Problem: Copy the records that follow exactly as written, but not their pictures.
----
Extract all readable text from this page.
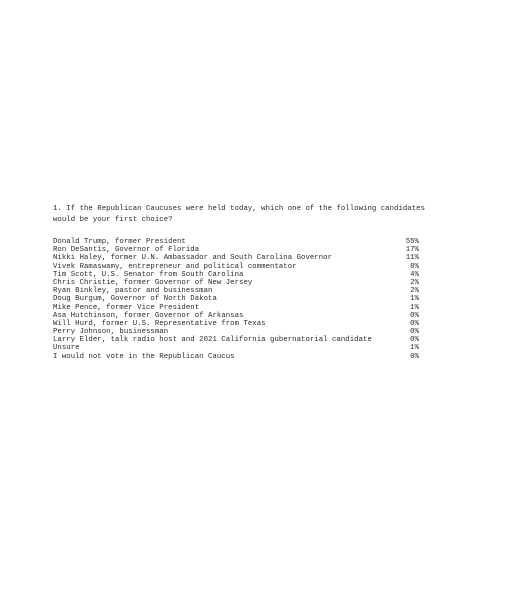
1. If the Republican Caucuses were held today, which one of the following candidates
would be your first choice?
Donald Trump, former President	55%
Ron DeSantis, Governor of Florida	17%
Nikki Haley, former U.N. Ambassador and South Carolina Governor	11%
Vivek Ramaswamy, entrepreneur and political commentator	8%
Tim Scott, U.S. Senator from South Carolina	4%
Chris Christie, former Governor of New Jersey	2%
Ryan Binkley, pastor and businessman	2%
Doug Burgum, Governor of North Dakota	1%
Mike Pence, former Vice President	1%
Asa Hutchinson, former Governor of Arkansas	0%
Will Hurd, former U.S. Representative from Texas	0%
Perry Johnson, businessman	0%
Larry Elder, talk radio host and 2021 California gubernatorial candidate	0%
Unsure	1%
I would not vote in the Republican Caucus	0%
----
Task answer:
Extract all readable text from this page.
1. If the Republican Caucuses were held today, which one of the following candidates
would be your first choice?
Donald Trump, former President	55%
Ron DeSantis, Governor of Florida	17%
Nikki Haley, former U.N. Ambassador and South Carolina Governor	11%
Vivek Ramaswamy, entrepreneur and political commentator	8%
Tim Scott, U.S. Senator from South Carolina	4%
Chris Christie, former Governor of New Jersey	2%
Ryan Binkley, pastor and businessman	2%
Doug Burgum, Governor of North Dakota	1%
Mike Pence, former Vice President	1%
Asa Hutchinson, former Governor of Arkansas	0%
Will Hurd, former U.S. Representative from Texas	0%
Perry Johnson, businessman	0%
Larry Elder, talk radio host and 2021 California gubernatorial candidate	0%
Unsure	1%
I would not vote in the Republican Caucus	0%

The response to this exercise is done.